━━━ INPUT ━━━
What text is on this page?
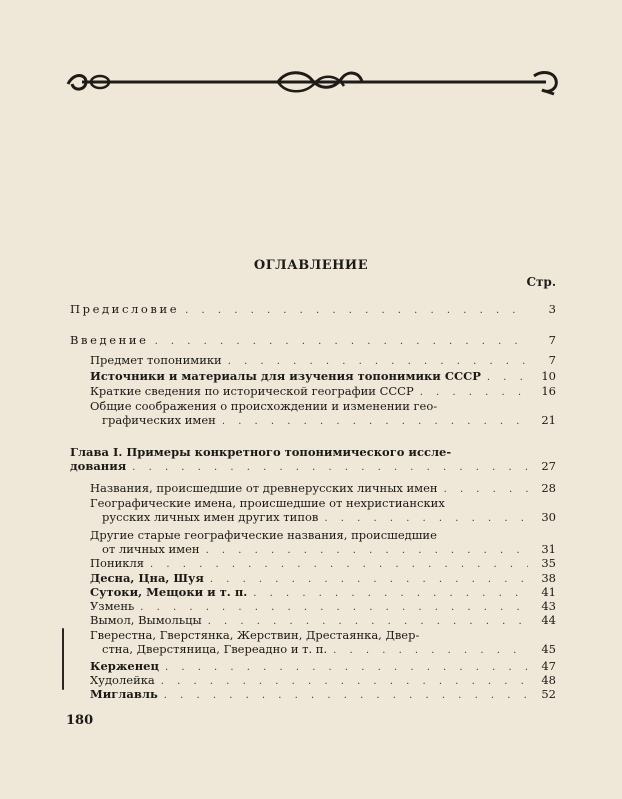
ОГЛАВЛЕНИЕ
Стр.
Предисловие . . .	3
Введение . . .	7
Предмет топонимики . . .	7
Источники и материалы для изучения топонимики СССР . . .	10
Краткие сведения по исторической географии СССР . . .	16
Общие соображения о происхождении и изменении гео-
графических имен . . .	21
Глава I. Примеры конкретного топонимического иссле-
дования . . .	27
Названия, происшедшие от древнерусских личных имен . . .	28
Географические имена, происшедшие от нехристианских
русских личных имен других типов . . .	30
Другие старые географические названия, происшедшие
от личных имен . . .	31
Поникля . . .	35
Десна, Цна, Шуя . . .	38
Сутоки, Мещоки и т. п. . . .	41
Узмень . . .	43
Вымол, Вымольцы . . .	44
Гверестна, Гверстянка, Жерствин, Дрестаянка, Двер-
стна, Дверстяница, Гвереадно и т. п. . . .	45
Керженец . . .	47
Худолейка . . .	48
Миглавль . . .	52
180
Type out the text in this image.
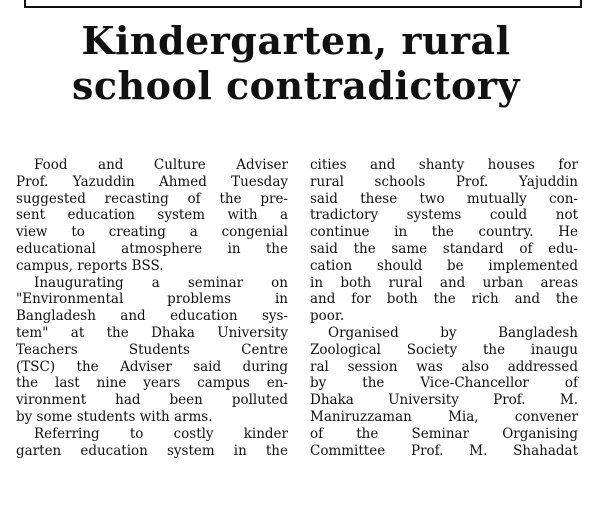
Kindergarten, rural
school contradictory
Food and Culture Adviser
Prof. Yazuddin Ahmed Tuesday
suggested recasting of the pre-
sent education system with a
view to creating a congenial
educational atmosphere in the
campus, reports BSS.
Inaugurating a seminar on
"Environmental problems in
Bangladesh and education sys-
tem" at the Dhaka University
Teachers Students Centre
(TSC) the Adviser said during
the last nine years campus en-
vironment had been polluted
by some students with arms.
Referring to costly kinder
garten education system in the
cities and shanty houses for
rural schools Prof. Yajuddin
said these two mutually con-
tradictory systems could not
continue in the country. He
said the same standard of edu-
cation should be implemented
in both rural and urban areas
and for both the rich and the
poor.
Organised by Bangladesh
Zoological Society the inaugu
ral session was also addressed
by the Vice-Chancellor of
Dhaka University Prof. M.
Maniruzzaman Mia, convener
of the Seminar Organising
Committee Prof. M. Shahadat
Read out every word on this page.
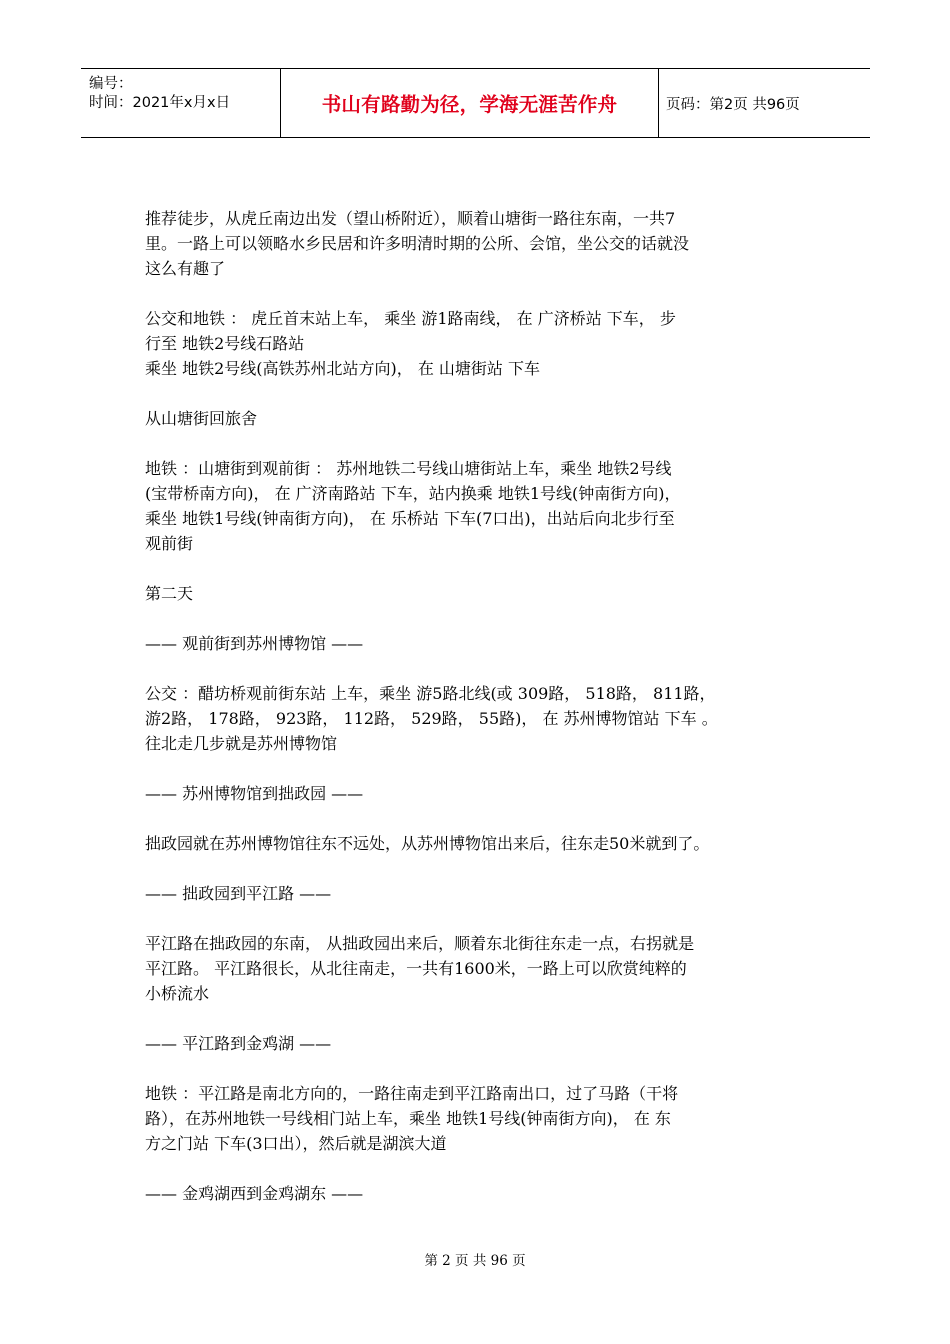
编号：
时间：2021年x月x日	书山有路勤为径，学海无涯苦作舟	页码：第2页 共96页

推荐徒步，从虎丘南边出发（望山桥附近），顺着山塘街一路往东南，一共7
里。一路上可以领略水乡民居和许多明清时期的公所、会馆，坐公交的话就没
这么有趣了

公交和地铁 ： 虎丘首末站上车， 乘坐 游1路南线， 在 广济桥站 下车， 步
行至 地铁2号线石路站
乘坐 地铁2号线(高铁苏州北站方向)， 在 山塘街站 下车

从山塘街回旅舍

地铁 ：山塘街到观前街 ： 苏州地铁二号线山塘街站上车，乘坐 地铁2号线
(宝带桥南方向)， 在 广济南路站 下车，站内换乘 地铁1号线(钟南街方向)，
乘坐 地铁1号线(钟南街方向)， 在 乐桥站 下车(7口出)，出站后向北步行至
观前街

第二天

—— 观前街到苏州博物馆 ——

公交 ：醋坊桥观前街东站 上车，乘坐 游5路北线(或 309路， 518路， 811路，
游2路， 178路， 923路， 112路， 529路， 55路)， 在 苏州博物馆站 下车 。
往北走几步就是苏州博物馆

—— 苏州博物馆到拙政园 ——

拙政园就在苏州博物馆往东不远处，从苏州博物馆出来后，往东走50米就到了。

—— 拙政园到平江路 ——

平江路在拙政园的东南， 从拙政园出来后，顺着东北街往东走一点，右拐就是
平江路。 平江路很长，从北往南走，一共有1600米，一路上可以欣赏纯粹的
小桥流水

—— 平江路到金鸡湖 ——

地铁 ：平江路是南北方向的，一路往南走到平江路南出口，过了马路（干将
路），在苏州地铁一号线相门站上车，乘坐 地铁1号线(钟南街方向)， 在 东
方之门站 下车(3口出），然后就是湖滨大道

—— 金鸡湖西到金鸡湖东 ——

第 2 页 共 96 页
━━━
• WHAT YOU HAVE TO DO:
Restate the listing above word for word, and skip the pictures.

• FINISHED TASK:
What text is on this page?
ОГЛАВЛЕНИЕ
Стр.
Предисловие . . .	3
Введение . . .	7
Предмет топонимики . . .	7
Источники и материалы для изучения топонимики СССР . . .	10
Краткие сведения по исторической географии СССР . . .	16
Общие соображения о происхождении и изменении гео-
графических имен . . .	21
Глава I. Примеры конкретного топонимического иссле-
дования . . .	27
Названия, происшедшие от древнерусских личных имен . . .	28
Географические имена, происшедшие от нехристианских
русских личных имен других типов . . .	30
Другие старые географические названия, происшедшие
от личных имен . . .	31
Поникля . . .	35
Десна, Цна, Шуя . . .	38
Сутоки, Мещоки и т. п. . . .	41
Узмень . . .	43
Вымол, Вымольцы . . .	44
Гверестна, Гверстянка, Жерствин, Дрестаянка, Двер-
стна, Дверстяница, Гвереадно и т. п. . . .	45
Керженец . . .	47
Худолейка . . .	48
Миглавль . . .	52
180
Type out the text in this image.
Kindergarten, rural
school contradictory
Food and Culture Adviser
Prof. Yazuddin Ahmed Tuesday
suggested recasting of the pre-
sent education system with a
view to creating a congenial
educational atmosphere in the
campus, reports BSS.
Inaugurating a seminar on
"Environmental problems in
Bangladesh and education sys-
tem" at the Dhaka University
Teachers Students Centre
(TSC) the Adviser said during
the last nine years campus en-
vironment had been polluted
by some students with arms.
Referring to costly kinder
garten education system in the
cities and shanty houses for
rural schools Prof. Yajuddin
said these two mutually con-
tradictory systems could not
continue in the country. He
said the same standard of edu-
cation should be implemented
in both rural and urban areas
and for both the rich and the
poor.
Organised by Bangladesh
Zoological Society the inaugu
ral session was also addressed
by the Vice-Chancellor of
Dhaka University Prof. M.
Maniruzzaman Mia, convener
of the Seminar Organising
Committee Prof. M. Shahadat
Read out every word on this page.
编号：
时间：2021年x月x日	书山有路勤为径，学海无涯苦作舟	页码：第2页 共96页

推荐徒步，从虎丘南边出发（望山桥附近），顺着山塘街一路往东南，一共7
里。一路上可以领略水乡民居和许多明清时期的公所、会馆，坐公交的话就没
这么有趣了

公交和地铁 ： 虎丘首末站上车， 乘坐 游1路南线， 在 广济桥站 下车， 步
行至 地铁2号线石路站
乘坐 地铁2号线(高铁苏州北站方向)， 在 山塘街站 下车

从山塘街回旅舍

地铁 ：山塘街到观前街 ： 苏州地铁二号线山塘街站上车，乘坐 地铁2号线
(宝带桥南方向)， 在 广济南路站 下车，站内换乘 地铁1号线(钟南街方向)，
乘坐 地铁1号线(钟南街方向)， 在 乐桥站 下车(7口出)，出站后向北步行至
观前街

第二天

—— 观前街到苏州博物馆 ——

公交 ：醋坊桥观前街东站 上车，乘坐 游5路北线(或 309路， 518路， 811路，
游2路， 178路， 923路， 112路， 529路， 55路)， 在 苏州博物馆站 下车 。
往北走几步就是苏州博物馆

—— 苏州博物馆到拙政园 ——

拙政园就在苏州博物馆往东不远处，从苏州博物馆出来后，往东走50米就到了。

—— 拙政园到平江路 ——

平江路在拙政园的东南， 从拙政园出来后，顺着东北街往东走一点，右拐就是
平江路。 平江路很长，从北往南走，一共有1600米，一路上可以欣赏纯粹的
小桥流水

—— 平江路到金鸡湖 ——

地铁 ：平江路是南北方向的，一路往南走到平江路南出口，过了马路（干将
路），在苏州地铁一号线相门站上车，乘坐 地铁1号线(钟南街方向)， 在 东
方之门站 下车(3口出），然后就是湖滨大道

—— 金鸡湖西到金鸡湖东 ——

第 2 页 共 96 页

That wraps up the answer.